- [EXCERPTED RECORDS]
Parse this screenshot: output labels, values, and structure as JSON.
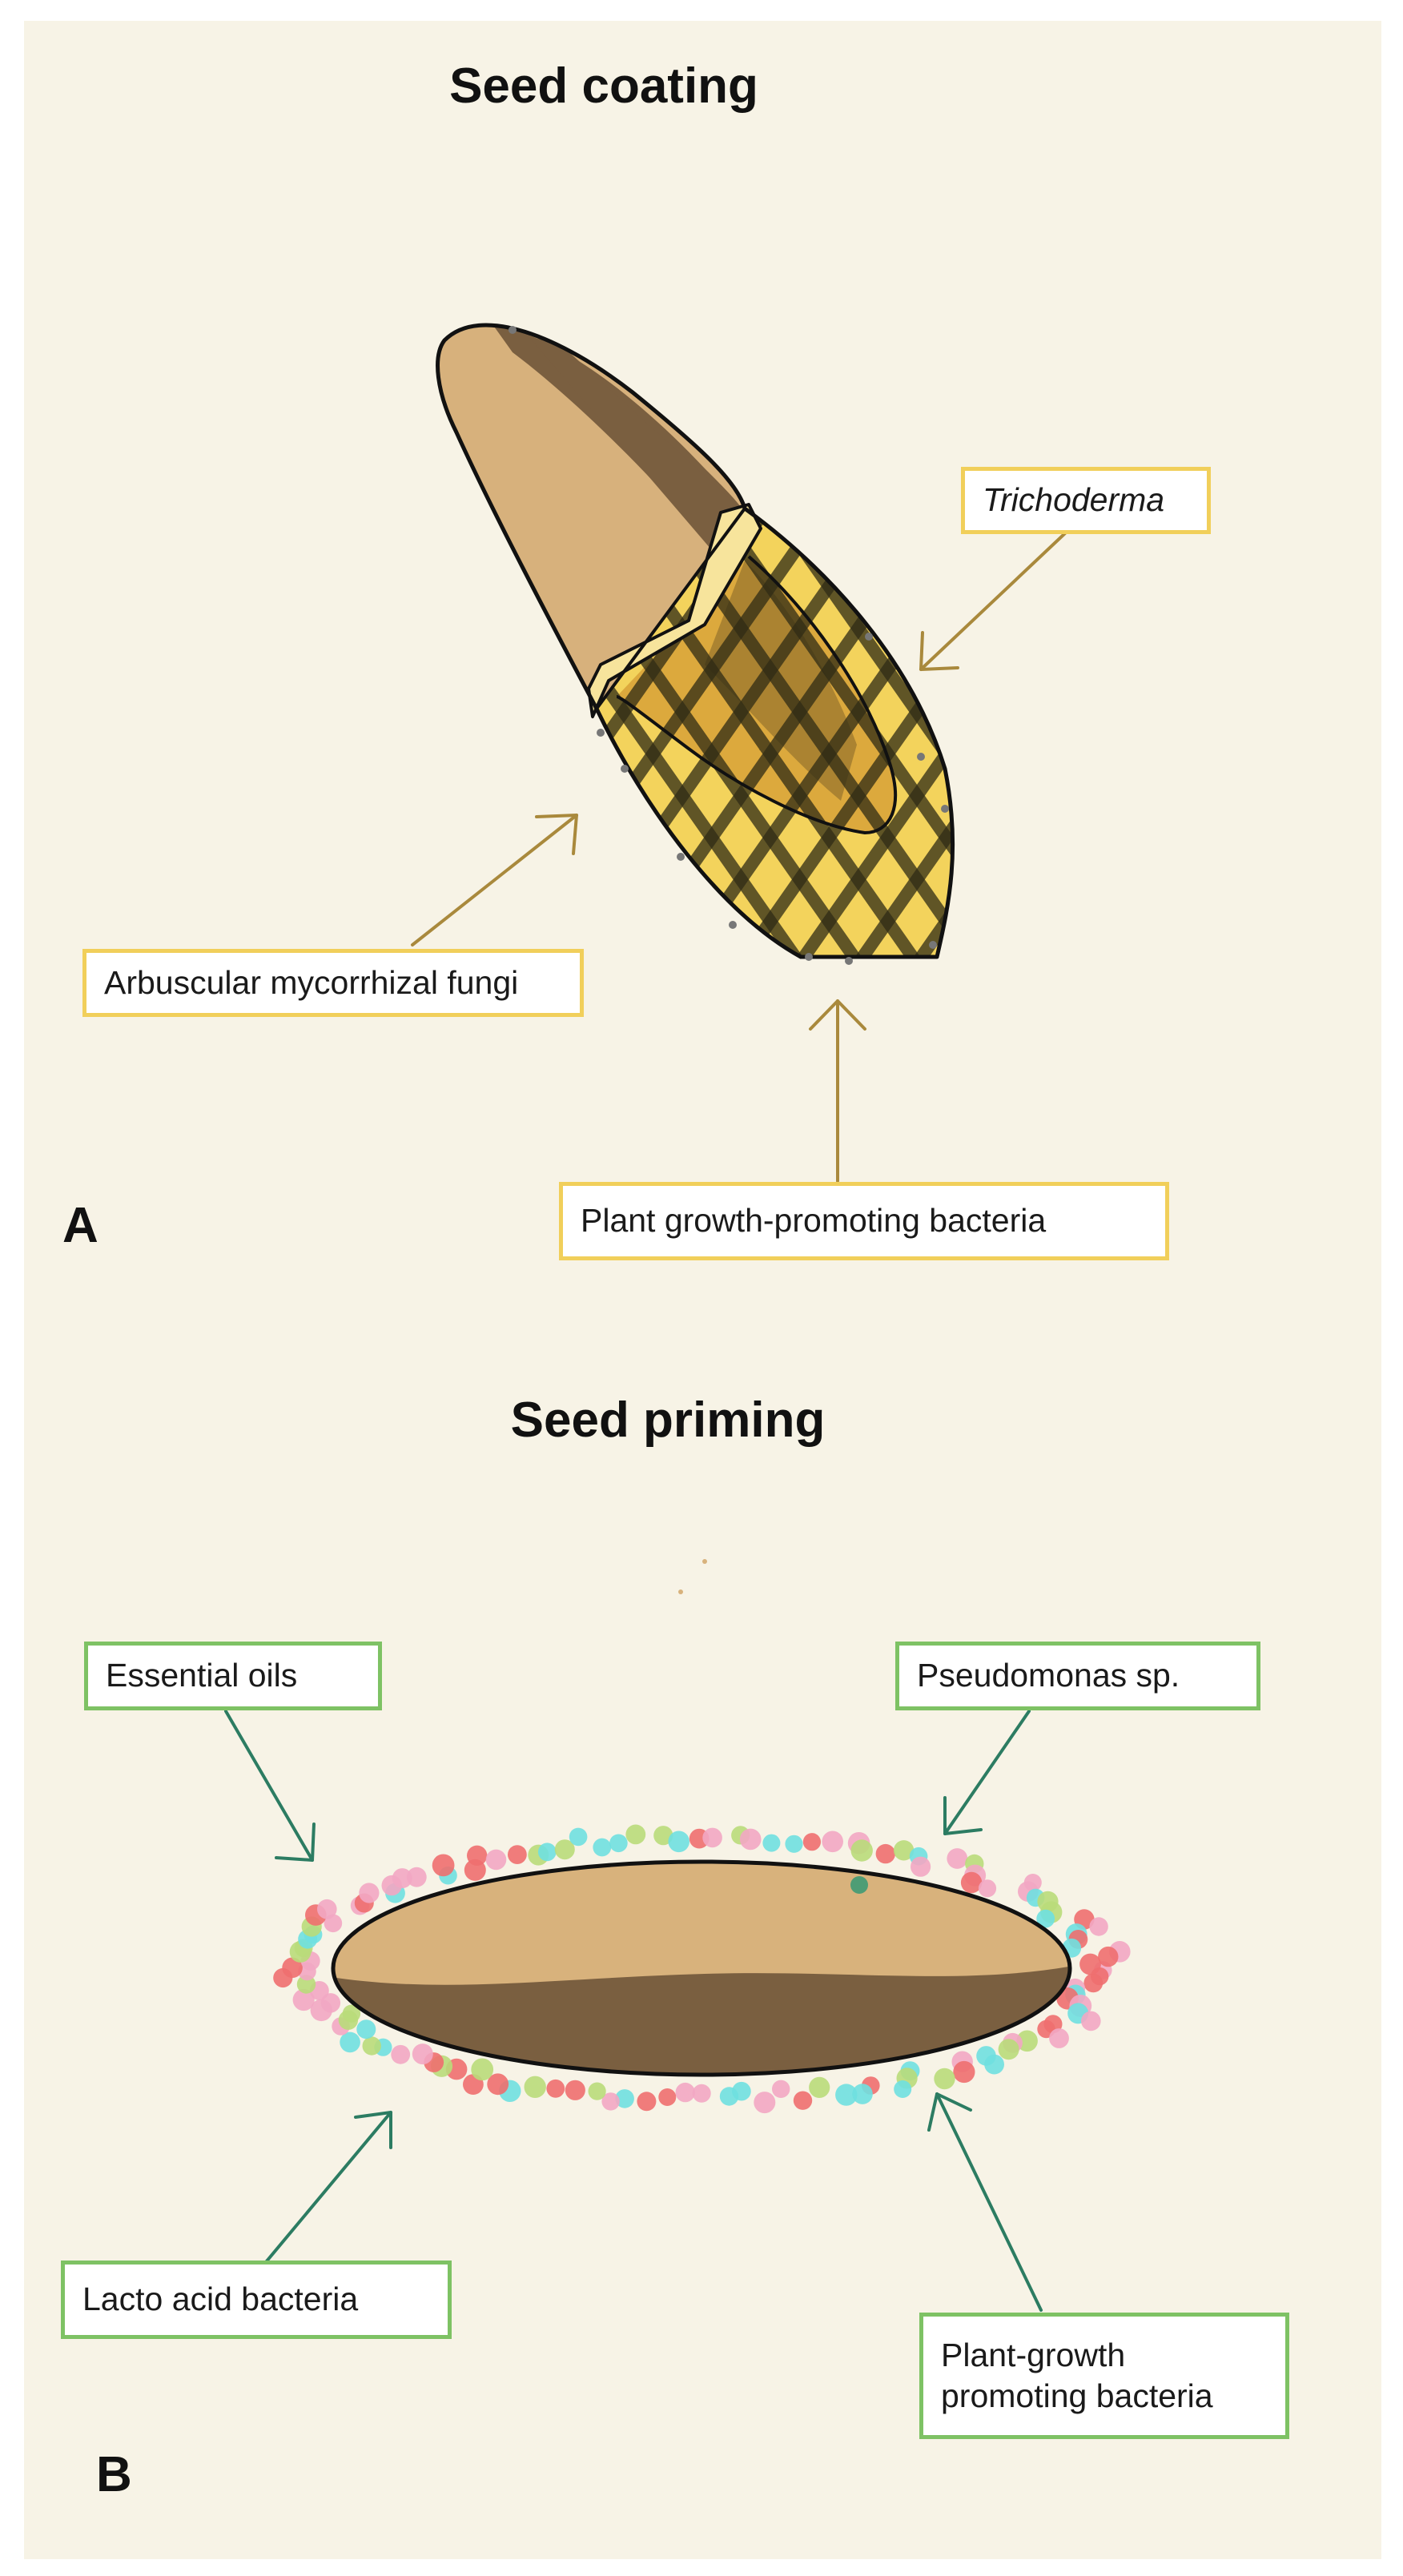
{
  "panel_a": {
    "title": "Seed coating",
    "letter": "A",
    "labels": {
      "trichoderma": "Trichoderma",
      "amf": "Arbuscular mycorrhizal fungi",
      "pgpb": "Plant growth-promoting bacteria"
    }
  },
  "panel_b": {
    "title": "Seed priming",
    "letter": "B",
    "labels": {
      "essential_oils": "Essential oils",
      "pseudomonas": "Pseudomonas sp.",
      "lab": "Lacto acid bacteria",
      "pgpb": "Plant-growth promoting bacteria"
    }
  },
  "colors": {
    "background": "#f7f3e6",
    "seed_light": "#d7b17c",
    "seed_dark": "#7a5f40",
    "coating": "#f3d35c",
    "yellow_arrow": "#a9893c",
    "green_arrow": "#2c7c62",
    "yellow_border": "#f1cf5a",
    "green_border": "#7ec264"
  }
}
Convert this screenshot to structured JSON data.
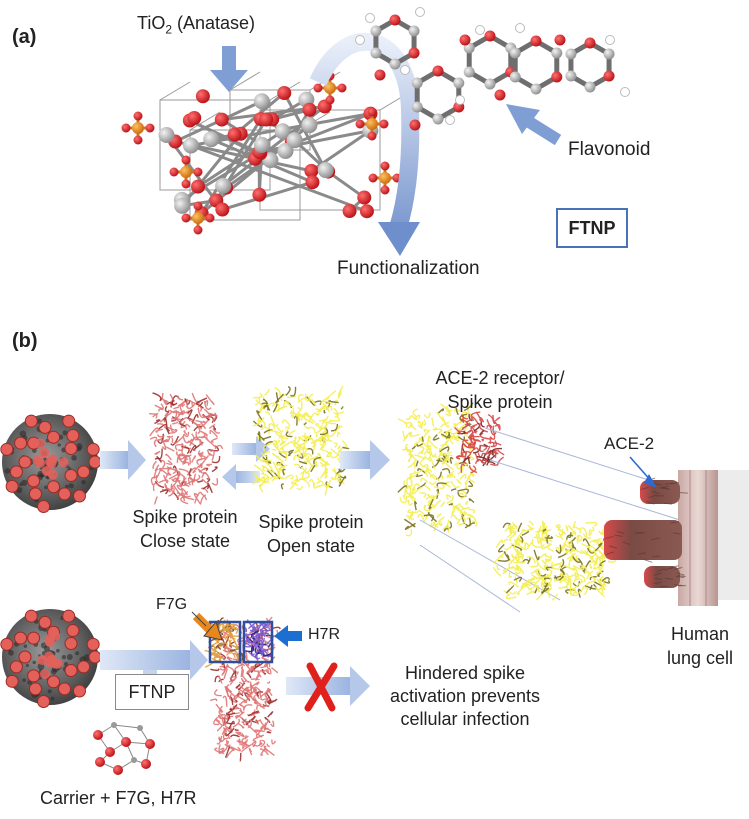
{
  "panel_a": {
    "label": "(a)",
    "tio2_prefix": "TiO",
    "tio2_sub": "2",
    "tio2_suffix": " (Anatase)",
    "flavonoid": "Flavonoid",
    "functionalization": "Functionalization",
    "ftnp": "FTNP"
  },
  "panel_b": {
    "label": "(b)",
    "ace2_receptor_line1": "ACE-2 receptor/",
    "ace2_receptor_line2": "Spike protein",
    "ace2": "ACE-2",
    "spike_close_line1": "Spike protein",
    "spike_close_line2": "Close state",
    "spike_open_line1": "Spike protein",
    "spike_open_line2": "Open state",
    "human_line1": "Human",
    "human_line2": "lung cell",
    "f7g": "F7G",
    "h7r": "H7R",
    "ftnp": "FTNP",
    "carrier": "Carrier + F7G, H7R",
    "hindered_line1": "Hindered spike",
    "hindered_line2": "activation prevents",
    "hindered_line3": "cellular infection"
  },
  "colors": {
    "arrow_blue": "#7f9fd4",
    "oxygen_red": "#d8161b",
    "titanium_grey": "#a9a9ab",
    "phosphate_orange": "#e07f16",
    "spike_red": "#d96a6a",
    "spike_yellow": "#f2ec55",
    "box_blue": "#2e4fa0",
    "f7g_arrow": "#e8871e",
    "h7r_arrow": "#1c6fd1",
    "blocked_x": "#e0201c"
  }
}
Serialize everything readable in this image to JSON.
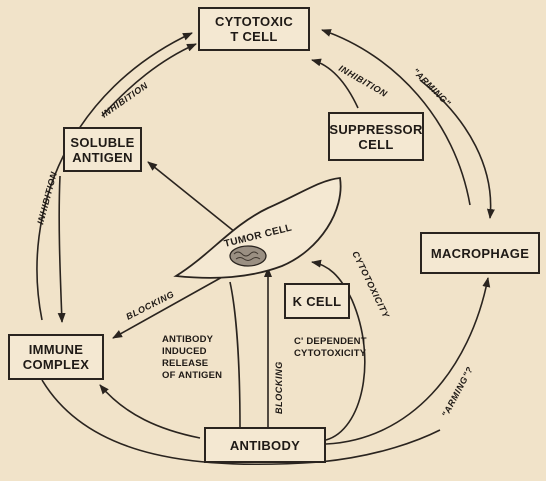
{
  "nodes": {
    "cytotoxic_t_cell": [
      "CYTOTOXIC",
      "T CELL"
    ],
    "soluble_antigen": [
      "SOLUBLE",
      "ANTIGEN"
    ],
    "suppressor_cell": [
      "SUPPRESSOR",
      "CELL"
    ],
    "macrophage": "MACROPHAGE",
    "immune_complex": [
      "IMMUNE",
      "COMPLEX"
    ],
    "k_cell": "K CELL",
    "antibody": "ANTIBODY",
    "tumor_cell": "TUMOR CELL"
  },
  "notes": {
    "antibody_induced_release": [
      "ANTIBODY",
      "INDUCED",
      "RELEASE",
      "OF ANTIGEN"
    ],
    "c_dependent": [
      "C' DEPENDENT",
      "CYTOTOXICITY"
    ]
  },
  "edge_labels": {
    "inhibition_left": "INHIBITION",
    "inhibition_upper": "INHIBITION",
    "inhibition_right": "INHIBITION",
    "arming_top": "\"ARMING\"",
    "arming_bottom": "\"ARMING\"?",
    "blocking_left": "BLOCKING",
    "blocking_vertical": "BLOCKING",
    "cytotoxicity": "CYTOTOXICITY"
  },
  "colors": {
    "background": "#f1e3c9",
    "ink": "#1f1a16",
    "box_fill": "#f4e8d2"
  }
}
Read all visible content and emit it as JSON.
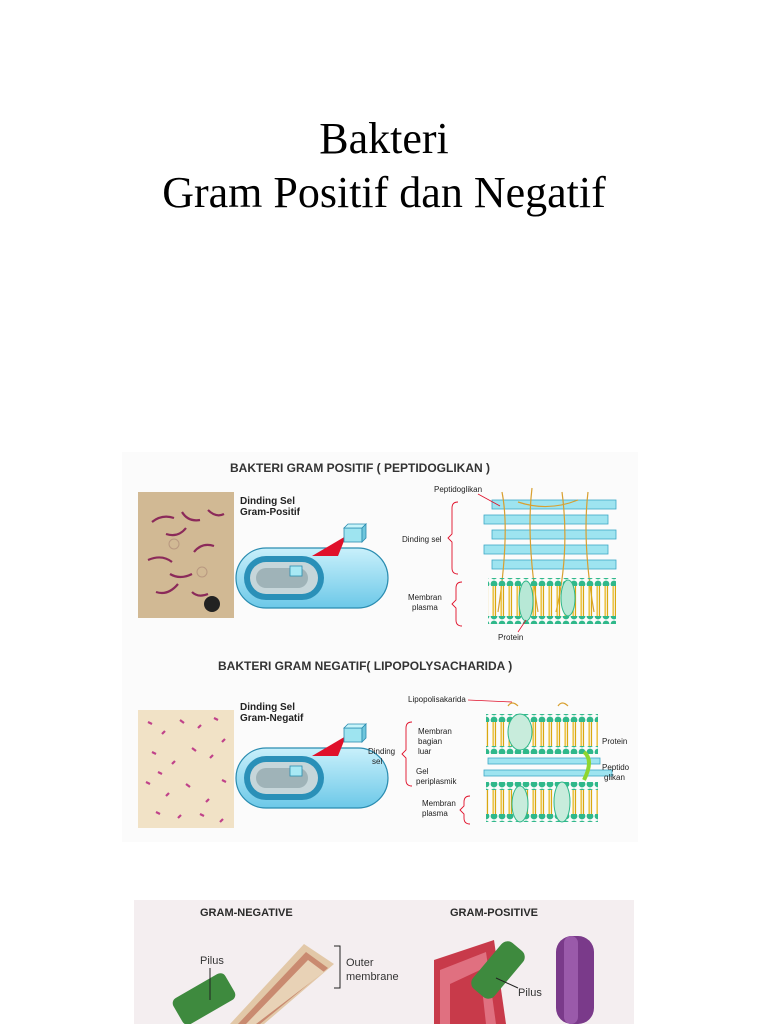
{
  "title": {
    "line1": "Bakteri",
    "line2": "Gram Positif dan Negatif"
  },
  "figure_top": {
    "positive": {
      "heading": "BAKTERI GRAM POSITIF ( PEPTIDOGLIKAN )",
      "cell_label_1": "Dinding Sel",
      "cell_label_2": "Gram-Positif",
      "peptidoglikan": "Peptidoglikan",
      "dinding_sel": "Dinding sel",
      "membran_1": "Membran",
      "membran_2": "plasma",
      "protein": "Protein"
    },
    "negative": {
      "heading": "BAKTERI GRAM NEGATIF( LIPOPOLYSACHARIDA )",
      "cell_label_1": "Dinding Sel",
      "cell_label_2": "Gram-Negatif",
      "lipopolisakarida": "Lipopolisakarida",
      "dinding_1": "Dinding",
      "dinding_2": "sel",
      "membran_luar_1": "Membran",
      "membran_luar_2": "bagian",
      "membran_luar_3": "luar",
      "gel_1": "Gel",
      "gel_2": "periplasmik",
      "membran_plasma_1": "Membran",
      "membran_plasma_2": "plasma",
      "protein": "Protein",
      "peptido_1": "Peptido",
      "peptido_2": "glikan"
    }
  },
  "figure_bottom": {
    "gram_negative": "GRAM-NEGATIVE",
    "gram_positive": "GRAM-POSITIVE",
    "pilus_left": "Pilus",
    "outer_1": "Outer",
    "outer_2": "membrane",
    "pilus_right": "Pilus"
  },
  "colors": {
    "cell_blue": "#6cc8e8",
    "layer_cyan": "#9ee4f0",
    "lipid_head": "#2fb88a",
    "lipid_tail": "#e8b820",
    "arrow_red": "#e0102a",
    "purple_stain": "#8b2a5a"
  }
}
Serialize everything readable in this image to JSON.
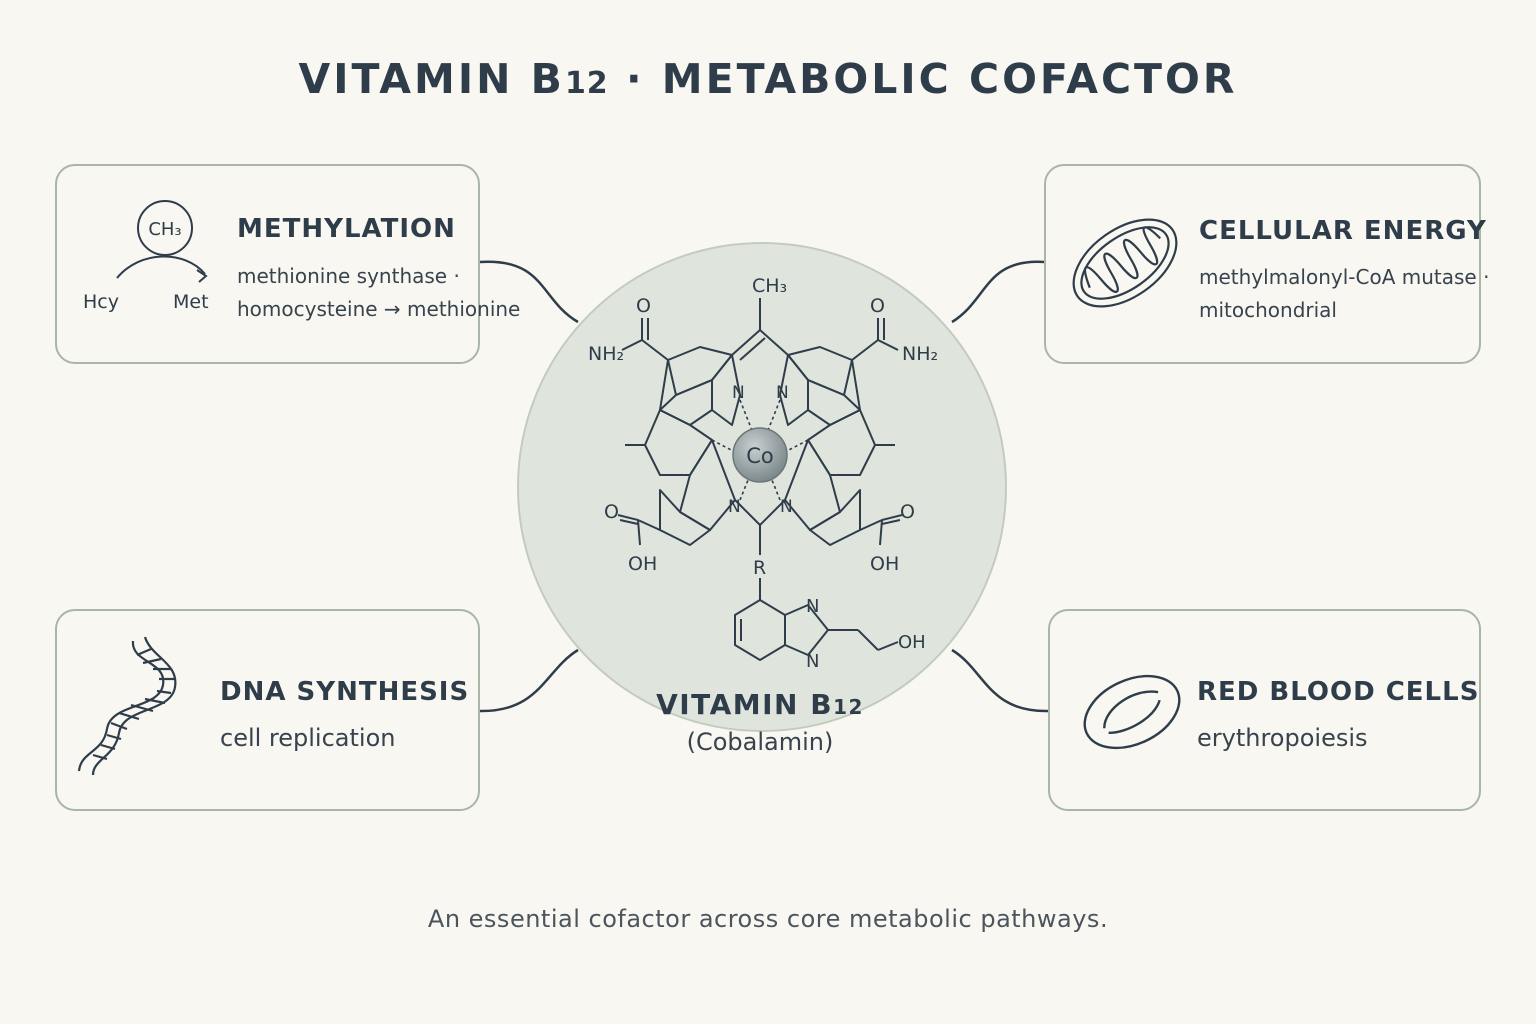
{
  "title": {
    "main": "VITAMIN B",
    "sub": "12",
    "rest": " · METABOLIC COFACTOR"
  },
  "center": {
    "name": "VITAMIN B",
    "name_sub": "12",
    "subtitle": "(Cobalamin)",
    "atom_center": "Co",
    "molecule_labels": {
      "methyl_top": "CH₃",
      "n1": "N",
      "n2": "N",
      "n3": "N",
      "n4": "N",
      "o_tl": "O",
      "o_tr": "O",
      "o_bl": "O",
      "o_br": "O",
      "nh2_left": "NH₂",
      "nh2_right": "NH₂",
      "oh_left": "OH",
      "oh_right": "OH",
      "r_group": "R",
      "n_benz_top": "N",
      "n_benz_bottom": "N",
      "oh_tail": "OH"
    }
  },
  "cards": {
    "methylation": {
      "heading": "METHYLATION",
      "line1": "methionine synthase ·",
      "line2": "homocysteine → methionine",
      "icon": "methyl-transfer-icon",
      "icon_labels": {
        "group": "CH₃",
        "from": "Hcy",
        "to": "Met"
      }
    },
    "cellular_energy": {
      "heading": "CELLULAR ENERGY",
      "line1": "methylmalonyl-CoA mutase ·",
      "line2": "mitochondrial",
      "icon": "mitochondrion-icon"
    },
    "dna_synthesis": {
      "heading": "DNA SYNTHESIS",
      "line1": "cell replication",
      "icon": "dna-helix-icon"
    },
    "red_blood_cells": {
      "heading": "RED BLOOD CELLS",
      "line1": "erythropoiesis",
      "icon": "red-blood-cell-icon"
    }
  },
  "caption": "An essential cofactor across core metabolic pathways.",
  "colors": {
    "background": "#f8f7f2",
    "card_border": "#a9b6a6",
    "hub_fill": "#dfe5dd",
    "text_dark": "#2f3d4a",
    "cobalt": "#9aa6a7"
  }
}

- [WORK TASK] Every line above that includes the word "BLOCKING" must appear in the answer.

- [TASK SOLUTION]
    "blocking_left": "BLOCKING",
    "blocking_vertical": "BLOCKING",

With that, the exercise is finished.